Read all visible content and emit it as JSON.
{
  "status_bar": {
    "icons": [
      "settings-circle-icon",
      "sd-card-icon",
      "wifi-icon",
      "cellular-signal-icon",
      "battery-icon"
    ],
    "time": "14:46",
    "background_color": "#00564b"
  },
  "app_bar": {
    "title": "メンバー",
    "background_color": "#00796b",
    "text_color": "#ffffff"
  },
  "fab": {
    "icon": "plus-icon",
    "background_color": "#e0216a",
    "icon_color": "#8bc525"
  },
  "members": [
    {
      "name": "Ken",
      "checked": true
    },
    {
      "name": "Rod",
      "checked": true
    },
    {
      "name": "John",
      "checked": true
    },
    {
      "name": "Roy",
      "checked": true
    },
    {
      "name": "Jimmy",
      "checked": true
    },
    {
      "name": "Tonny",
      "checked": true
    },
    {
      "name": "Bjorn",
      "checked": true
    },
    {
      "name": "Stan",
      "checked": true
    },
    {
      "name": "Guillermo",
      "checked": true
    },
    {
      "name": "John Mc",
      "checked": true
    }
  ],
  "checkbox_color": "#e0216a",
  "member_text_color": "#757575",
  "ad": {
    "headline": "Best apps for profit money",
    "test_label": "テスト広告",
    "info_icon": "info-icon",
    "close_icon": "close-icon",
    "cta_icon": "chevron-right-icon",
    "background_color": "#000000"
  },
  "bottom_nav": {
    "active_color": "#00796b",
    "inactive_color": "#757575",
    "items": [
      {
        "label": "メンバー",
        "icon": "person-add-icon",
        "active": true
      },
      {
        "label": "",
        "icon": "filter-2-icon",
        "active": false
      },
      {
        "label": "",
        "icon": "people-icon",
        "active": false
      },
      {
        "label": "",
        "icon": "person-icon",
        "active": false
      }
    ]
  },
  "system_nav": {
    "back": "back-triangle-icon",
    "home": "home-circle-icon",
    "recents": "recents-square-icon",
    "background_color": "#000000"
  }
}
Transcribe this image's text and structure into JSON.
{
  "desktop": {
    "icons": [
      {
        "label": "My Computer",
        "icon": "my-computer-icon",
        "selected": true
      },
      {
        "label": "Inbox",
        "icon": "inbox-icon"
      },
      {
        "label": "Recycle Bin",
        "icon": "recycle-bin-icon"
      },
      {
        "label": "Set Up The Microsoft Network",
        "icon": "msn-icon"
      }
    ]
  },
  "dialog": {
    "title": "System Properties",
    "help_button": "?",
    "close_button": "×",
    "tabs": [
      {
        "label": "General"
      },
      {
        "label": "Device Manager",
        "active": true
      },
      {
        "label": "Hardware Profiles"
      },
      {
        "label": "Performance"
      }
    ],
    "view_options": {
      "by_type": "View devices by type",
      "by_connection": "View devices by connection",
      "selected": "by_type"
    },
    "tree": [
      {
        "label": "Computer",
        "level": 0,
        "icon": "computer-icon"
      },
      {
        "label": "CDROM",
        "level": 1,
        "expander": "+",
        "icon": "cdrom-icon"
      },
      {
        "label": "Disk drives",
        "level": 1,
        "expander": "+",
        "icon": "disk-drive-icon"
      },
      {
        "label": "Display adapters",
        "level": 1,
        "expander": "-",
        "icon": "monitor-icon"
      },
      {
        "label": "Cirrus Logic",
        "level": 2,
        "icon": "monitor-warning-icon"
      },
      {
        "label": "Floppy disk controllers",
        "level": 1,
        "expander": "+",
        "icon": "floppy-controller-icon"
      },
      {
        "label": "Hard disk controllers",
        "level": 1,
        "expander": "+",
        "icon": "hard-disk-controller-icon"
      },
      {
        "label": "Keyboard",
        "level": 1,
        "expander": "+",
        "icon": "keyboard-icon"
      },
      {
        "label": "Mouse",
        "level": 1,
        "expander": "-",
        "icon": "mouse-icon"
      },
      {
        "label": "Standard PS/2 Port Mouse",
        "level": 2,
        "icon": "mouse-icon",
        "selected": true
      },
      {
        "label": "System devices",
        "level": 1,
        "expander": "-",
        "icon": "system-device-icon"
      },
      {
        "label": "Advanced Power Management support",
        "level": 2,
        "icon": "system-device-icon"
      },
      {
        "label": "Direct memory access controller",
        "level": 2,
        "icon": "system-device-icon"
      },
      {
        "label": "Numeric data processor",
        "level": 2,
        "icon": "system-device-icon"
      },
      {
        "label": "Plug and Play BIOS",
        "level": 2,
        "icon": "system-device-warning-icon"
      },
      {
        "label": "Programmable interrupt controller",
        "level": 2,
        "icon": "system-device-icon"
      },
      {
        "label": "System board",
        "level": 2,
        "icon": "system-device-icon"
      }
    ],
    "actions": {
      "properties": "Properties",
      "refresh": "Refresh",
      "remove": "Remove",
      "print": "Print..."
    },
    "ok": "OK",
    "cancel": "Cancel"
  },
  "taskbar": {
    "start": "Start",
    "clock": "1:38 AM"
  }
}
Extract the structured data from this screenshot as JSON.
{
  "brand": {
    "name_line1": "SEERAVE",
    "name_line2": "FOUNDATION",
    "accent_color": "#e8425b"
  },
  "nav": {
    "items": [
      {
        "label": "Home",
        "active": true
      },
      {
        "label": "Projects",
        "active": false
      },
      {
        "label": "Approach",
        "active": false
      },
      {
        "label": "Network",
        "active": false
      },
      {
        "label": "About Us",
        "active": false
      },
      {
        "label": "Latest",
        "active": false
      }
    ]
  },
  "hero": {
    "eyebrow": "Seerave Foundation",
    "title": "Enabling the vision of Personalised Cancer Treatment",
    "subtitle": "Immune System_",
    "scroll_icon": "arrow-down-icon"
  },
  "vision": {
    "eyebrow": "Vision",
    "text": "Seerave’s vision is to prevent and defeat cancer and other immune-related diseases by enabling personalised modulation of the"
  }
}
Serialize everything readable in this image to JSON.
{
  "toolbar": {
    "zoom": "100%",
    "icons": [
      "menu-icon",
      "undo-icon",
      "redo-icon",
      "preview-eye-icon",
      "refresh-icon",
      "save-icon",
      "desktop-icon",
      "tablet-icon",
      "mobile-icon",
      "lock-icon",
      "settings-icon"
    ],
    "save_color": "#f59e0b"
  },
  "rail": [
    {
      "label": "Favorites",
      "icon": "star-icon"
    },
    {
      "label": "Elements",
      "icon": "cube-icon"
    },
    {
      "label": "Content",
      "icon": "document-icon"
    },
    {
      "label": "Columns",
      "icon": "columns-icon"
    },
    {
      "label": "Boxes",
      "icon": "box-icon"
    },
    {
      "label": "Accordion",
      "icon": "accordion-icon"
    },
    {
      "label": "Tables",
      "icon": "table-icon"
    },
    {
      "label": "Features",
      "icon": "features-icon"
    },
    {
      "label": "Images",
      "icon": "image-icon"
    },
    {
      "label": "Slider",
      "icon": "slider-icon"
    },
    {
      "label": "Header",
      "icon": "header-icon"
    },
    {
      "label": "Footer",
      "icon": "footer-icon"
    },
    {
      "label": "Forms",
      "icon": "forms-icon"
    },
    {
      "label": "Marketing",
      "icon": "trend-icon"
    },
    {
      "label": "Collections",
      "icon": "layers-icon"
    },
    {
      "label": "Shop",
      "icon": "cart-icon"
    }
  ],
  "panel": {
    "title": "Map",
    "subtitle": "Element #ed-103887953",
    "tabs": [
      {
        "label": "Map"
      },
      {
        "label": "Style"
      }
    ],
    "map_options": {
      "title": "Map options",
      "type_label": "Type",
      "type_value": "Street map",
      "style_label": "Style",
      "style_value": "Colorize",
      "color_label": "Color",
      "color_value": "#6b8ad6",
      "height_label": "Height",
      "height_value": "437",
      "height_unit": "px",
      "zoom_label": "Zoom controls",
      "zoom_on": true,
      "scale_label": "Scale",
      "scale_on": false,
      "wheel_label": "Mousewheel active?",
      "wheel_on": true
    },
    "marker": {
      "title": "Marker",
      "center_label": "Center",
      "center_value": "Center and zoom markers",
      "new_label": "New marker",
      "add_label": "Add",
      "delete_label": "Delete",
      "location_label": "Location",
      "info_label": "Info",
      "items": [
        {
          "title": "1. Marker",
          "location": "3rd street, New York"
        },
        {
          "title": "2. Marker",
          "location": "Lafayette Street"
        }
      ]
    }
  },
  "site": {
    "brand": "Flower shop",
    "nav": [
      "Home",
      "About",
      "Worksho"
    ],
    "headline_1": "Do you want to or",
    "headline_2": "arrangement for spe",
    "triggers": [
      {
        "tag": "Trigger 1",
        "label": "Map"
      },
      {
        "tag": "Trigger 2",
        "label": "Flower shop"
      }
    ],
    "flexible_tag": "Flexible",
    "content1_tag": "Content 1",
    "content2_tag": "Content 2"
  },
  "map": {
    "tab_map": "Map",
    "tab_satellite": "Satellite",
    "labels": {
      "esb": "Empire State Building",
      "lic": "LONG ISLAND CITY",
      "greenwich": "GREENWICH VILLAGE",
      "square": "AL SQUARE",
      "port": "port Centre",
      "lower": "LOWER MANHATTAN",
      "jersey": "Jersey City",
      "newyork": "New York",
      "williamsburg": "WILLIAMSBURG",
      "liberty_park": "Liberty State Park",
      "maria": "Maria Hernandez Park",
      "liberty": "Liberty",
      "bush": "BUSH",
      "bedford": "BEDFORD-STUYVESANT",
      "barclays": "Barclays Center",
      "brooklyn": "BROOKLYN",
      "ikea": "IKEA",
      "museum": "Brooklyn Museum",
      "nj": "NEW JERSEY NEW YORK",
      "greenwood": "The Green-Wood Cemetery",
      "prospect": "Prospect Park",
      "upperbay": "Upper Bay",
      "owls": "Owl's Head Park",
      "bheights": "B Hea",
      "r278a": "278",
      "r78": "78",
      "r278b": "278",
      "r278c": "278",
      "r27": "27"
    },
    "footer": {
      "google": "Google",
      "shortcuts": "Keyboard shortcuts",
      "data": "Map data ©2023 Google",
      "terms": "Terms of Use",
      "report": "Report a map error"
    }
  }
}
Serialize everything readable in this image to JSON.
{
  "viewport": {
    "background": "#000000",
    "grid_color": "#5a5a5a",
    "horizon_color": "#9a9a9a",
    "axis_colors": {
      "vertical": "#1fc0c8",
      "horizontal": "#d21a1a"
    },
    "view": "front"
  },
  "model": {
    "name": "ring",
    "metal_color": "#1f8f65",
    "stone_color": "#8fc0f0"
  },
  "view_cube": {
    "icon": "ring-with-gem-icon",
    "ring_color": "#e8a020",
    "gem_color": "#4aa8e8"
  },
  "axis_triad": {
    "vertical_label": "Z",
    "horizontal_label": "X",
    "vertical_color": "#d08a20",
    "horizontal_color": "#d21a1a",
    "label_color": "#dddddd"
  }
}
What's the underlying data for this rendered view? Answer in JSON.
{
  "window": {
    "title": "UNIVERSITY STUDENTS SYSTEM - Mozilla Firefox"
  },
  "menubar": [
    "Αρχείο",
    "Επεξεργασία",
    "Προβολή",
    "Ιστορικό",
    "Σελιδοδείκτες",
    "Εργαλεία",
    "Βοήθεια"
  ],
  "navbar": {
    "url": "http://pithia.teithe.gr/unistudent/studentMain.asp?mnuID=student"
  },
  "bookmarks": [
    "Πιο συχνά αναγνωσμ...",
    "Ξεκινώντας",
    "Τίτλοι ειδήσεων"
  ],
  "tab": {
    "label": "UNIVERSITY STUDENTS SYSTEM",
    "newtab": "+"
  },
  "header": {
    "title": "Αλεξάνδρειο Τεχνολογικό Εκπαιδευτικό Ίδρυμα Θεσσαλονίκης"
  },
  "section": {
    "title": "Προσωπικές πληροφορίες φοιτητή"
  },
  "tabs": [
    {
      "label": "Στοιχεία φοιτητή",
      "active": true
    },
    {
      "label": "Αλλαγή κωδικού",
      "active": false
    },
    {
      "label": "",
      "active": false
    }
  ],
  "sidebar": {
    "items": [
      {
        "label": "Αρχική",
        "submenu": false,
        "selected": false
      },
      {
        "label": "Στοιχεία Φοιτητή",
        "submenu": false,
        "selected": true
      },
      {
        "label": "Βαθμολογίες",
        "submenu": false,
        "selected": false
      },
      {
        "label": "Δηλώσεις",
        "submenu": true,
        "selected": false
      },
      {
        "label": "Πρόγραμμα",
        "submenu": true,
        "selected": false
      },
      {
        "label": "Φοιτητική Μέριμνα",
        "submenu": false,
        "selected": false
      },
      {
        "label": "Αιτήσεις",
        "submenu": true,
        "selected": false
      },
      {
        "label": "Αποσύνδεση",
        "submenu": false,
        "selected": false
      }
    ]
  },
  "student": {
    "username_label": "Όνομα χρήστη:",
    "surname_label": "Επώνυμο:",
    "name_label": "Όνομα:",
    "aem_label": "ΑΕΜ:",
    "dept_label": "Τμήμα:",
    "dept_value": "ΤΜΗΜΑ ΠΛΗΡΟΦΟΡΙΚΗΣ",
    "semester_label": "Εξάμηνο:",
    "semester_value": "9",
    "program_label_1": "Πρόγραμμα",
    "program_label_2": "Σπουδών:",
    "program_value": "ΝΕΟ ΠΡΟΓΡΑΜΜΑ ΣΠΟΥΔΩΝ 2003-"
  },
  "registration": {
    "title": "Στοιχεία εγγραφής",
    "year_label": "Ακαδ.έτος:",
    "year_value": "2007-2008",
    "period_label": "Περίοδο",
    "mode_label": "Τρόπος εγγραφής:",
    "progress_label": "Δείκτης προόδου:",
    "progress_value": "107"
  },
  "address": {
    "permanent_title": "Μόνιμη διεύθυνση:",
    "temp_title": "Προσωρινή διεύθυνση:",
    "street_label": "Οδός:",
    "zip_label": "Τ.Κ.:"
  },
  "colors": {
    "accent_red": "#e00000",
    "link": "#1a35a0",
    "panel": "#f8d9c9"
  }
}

--------------------------------

• [Exercise objective]:
From the entries, report each line that includes the word "State".

• [Answer to this task]:
      "esb": "Empire State Building",
      "liberty_park": "Liberty State Park",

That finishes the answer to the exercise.